== Your instructions ==
Set down the records once more, please, exactly and with the pictures left out.
-- Start of Exercise materials --
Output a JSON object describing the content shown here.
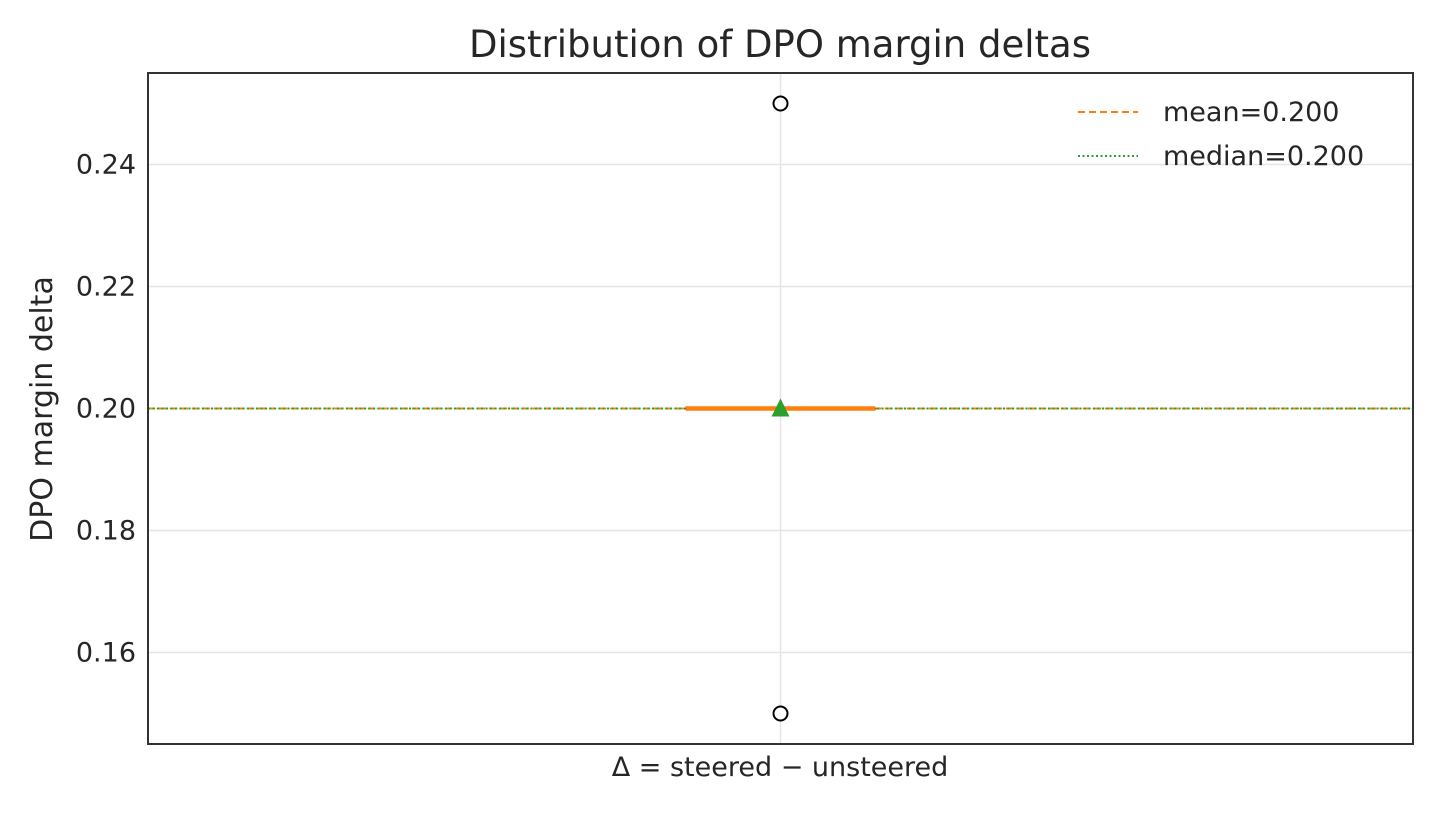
{
  "chart_data": {
    "type": "box",
    "title": "Distribution of DPO margin deltas",
    "xlabel": "Δ = steered − unsteered",
    "ylabel": "DPO margin delta",
    "ylim": [
      0.145,
      0.255
    ],
    "yticks": [
      0.16,
      0.18,
      0.2,
      0.22,
      0.24
    ],
    "ytick_labels": [
      "0.16",
      "0.18",
      "0.20",
      "0.22",
      "0.24"
    ],
    "grid": true,
    "legend_placement": "top-right",
    "box": {
      "q1": 0.2,
      "median": 0.2,
      "q3": 0.2,
      "whisker_low": 0.2,
      "whisker_high": 0.2,
      "mean": 0.2,
      "outliers": [
        0.25,
        0.15
      ]
    },
    "reference_lines": [
      {
        "name": "mean=0.200",
        "value": 0.2,
        "style": "dashed",
        "color": "#ff7f0e"
      },
      {
        "name": "median=0.200",
        "value": 0.2,
        "style": "dotted",
        "color": "#2ca02c"
      }
    ],
    "colors": {
      "median_line": "#ff7f0e",
      "mean_marker": "#2ca02c",
      "outlier_edge": "#000000",
      "frame": "#333333",
      "grid": "#e5e5e5"
    }
  }
}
-- End of Exercise materials --
== Task solution ==
Output a JSON object describing the content shown here.
{
  "chart_data": {
    "type": "box",
    "title": "Distribution of DPO margin deltas",
    "xlabel": "Δ = steered − unsteered",
    "ylabel": "DPO margin delta",
    "ylim": [
      0.145,
      0.255
    ],
    "yticks": [
      0.16,
      0.18,
      0.2,
      0.22,
      0.24
    ],
    "ytick_labels": [
      "0.16",
      "0.18",
      "0.20",
      "0.22",
      "0.24"
    ],
    "grid": true,
    "legend_placement": "top-right",
    "box": {
      "q1": 0.2,
      "median": 0.2,
      "q3": 0.2,
      "whisker_low": 0.2,
      "whisker_high": 0.2,
      "mean": 0.2,
      "outliers": [
        0.25,
        0.15
      ]
    },
    "reference_lines": [
      {
        "name": "mean=0.200",
        "value": 0.2,
        "style": "dashed",
        "color": "#ff7f0e"
      },
      {
        "name": "median=0.200",
        "value": 0.2,
        "style": "dotted",
        "color": "#2ca02c"
      }
    ],
    "colors": {
      "median_line": "#ff7f0e",
      "mean_marker": "#2ca02c",
      "outlier_edge": "#000000",
      "frame": "#333333",
      "grid": "#e5e5e5"
    }
  }
}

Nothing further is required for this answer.